## Begin

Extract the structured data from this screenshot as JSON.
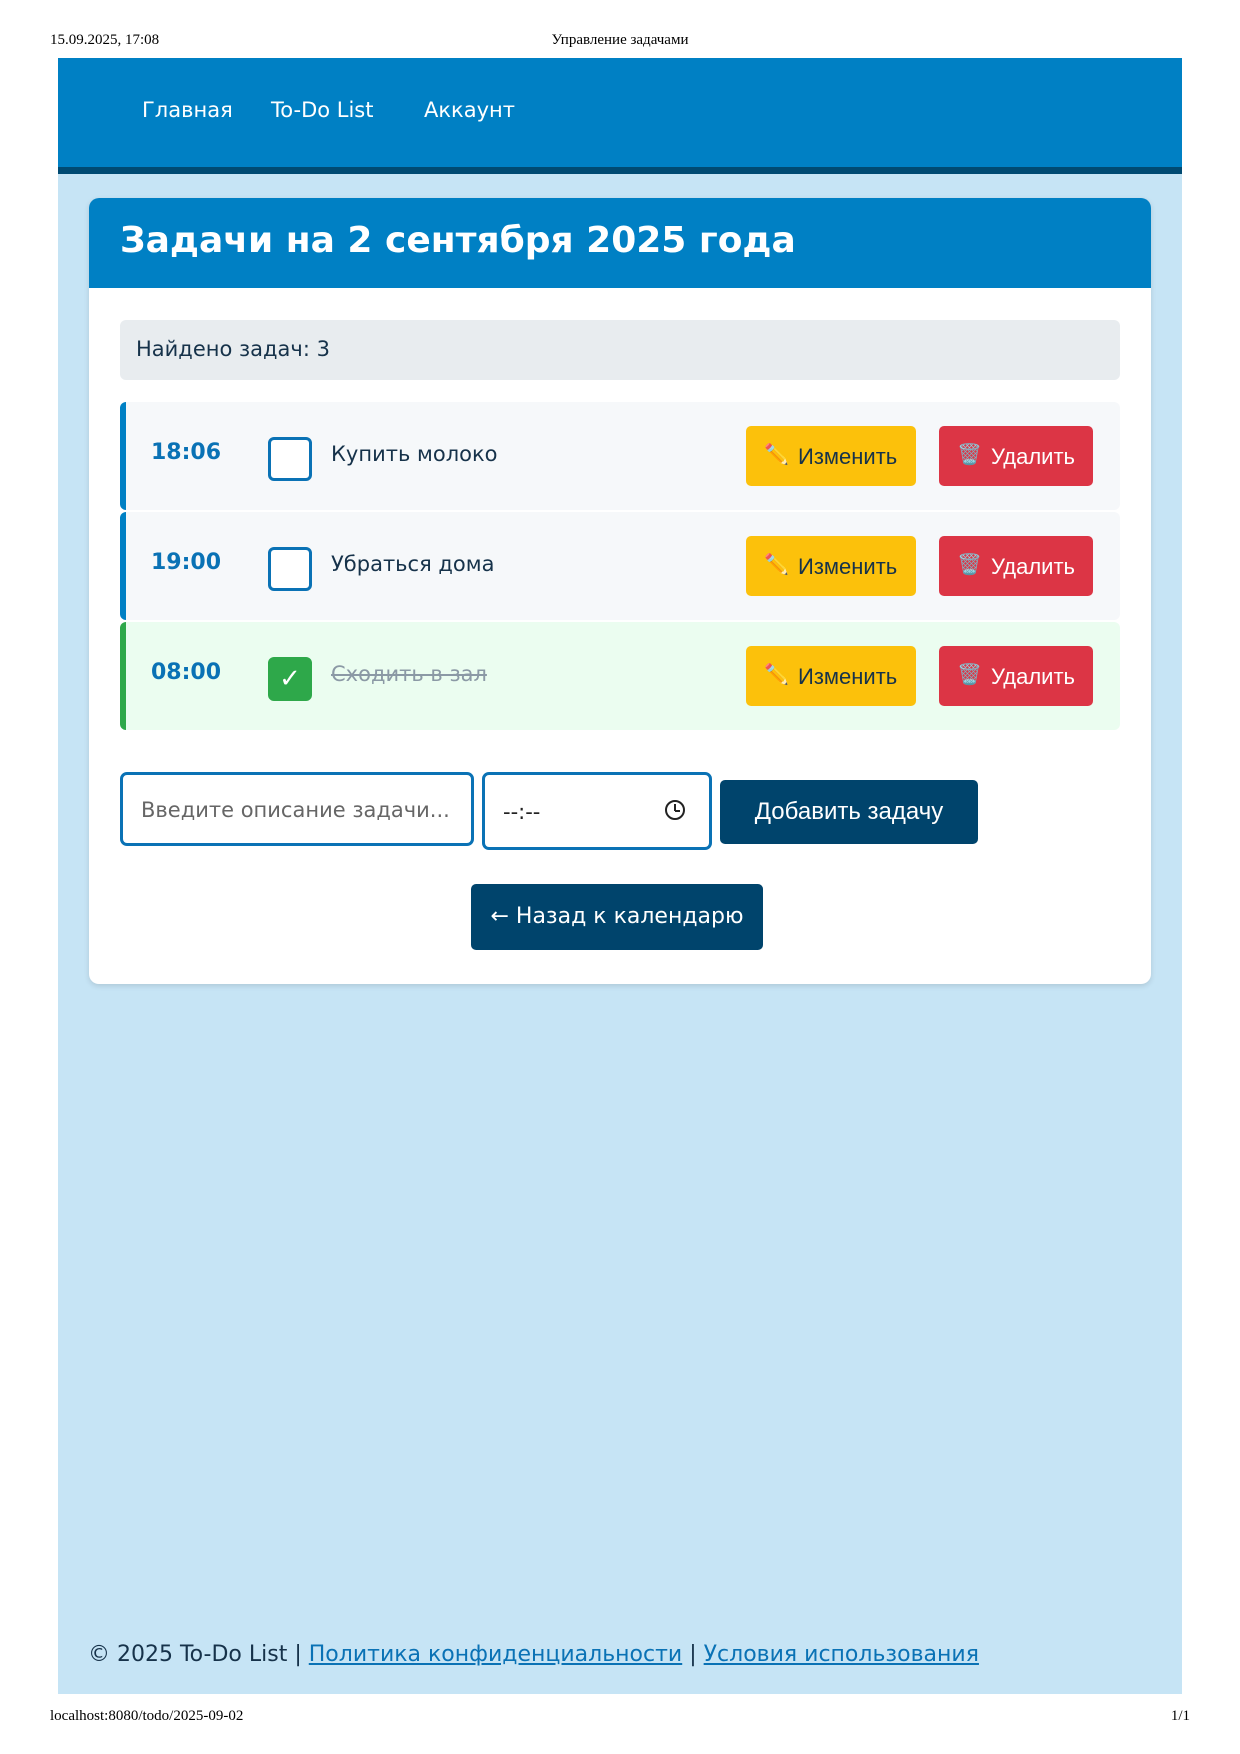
{
  "print_header": {
    "datetime": "15.09.2025, 17:08",
    "title": "Управление задачами"
  },
  "print_footer": {
    "url": "localhost:8080/todo/2025-09-02",
    "page": "1/1"
  },
  "nav": {
    "items": [
      {
        "label": "Главная"
      },
      {
        "label": "To-Do List"
      },
      {
        "label": "Аккаунт"
      }
    ]
  },
  "card": {
    "title": "Задачи на 2 сентября 2025 года",
    "found": "Найдено задач: 3"
  },
  "tasks": [
    {
      "time": "18:06",
      "text": "Купить молоко",
      "done": false,
      "edit_icon": "✏️",
      "edit_label": "Изменить",
      "delete_icon": "🗑️",
      "delete_label": "Удалить"
    },
    {
      "time": "19:00",
      "text": "Убраться дома",
      "done": false,
      "edit_icon": "✏️",
      "edit_label": "Изменить",
      "delete_icon": "🗑️",
      "delete_label": "Удалить"
    },
    {
      "time": "08:00",
      "text": "Сходить в зал",
      "done": true,
      "check_mark": "✓",
      "edit_icon": "✏️",
      "edit_label": "Изменить",
      "delete_icon": "🗑️",
      "delete_label": "Удалить"
    }
  ],
  "form": {
    "description_placeholder": "Введите описание задачи...",
    "time_placeholder": "--:--",
    "add_label": "Добавить задачу"
  },
  "back_label": "← Назад к календарю",
  "footer": {
    "copyright": "© 2025 To-Do List",
    "separator": "|",
    "privacy": "Политика конфиденциальности",
    "terms": "Условия использования"
  },
  "colors": {
    "primary": "#0080c4",
    "dark": "#00446c",
    "background": "#c6e4f5",
    "warning": "#fcc10b",
    "danger": "#dc3545",
    "success": "#2ea84a"
  }
}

## End

What to do:
Pictures are to be left out; all else in the entries above is to be quoted exactly.

Output of the exercise:
Extract the structured data from this screenshot as JSON.
{
  "print_header": {
    "datetime": "15.09.2025, 17:08",
    "title": "Управление задачами"
  },
  "print_footer": {
    "url": "localhost:8080/todo/2025-09-02",
    "page": "1/1"
  },
  "nav": {
    "items": [
      {
        "label": "Главная"
      },
      {
        "label": "To-Do List"
      },
      {
        "label": "Аккаунт"
      }
    ]
  },
  "card": {
    "title": "Задачи на 2 сентября 2025 года",
    "found": "Найдено задач: 3"
  },
  "tasks": [
    {
      "time": "18:06",
      "text": "Купить молоко",
      "done": false,
      "edit_icon": "✏️",
      "edit_label": "Изменить",
      "delete_icon": "🗑️",
      "delete_label": "Удалить"
    },
    {
      "time": "19:00",
      "text": "Убраться дома",
      "done": false,
      "edit_icon": "✏️",
      "edit_label": "Изменить",
      "delete_icon": "🗑️",
      "delete_label": "Удалить"
    },
    {
      "time": "08:00",
      "text": "Сходить в зал",
      "done": true,
      "check_mark": "✓",
      "edit_icon": "✏️",
      "edit_label": "Изменить",
      "delete_icon": "🗑️",
      "delete_label": "Удалить"
    }
  ],
  "form": {
    "description_placeholder": "Введите описание задачи...",
    "time_placeholder": "--:--",
    "add_label": "Добавить задачу"
  },
  "back_label": "← Назад к календарю",
  "footer": {
    "copyright": "© 2025 To-Do List",
    "separator": "|",
    "privacy": "Политика конфиденциальности",
    "terms": "Условия использования"
  },
  "colors": {
    "primary": "#0080c4",
    "dark": "#00446c",
    "background": "#c6e4f5",
    "warning": "#fcc10b",
    "danger": "#dc3545",
    "success": "#2ea84a"
  }
}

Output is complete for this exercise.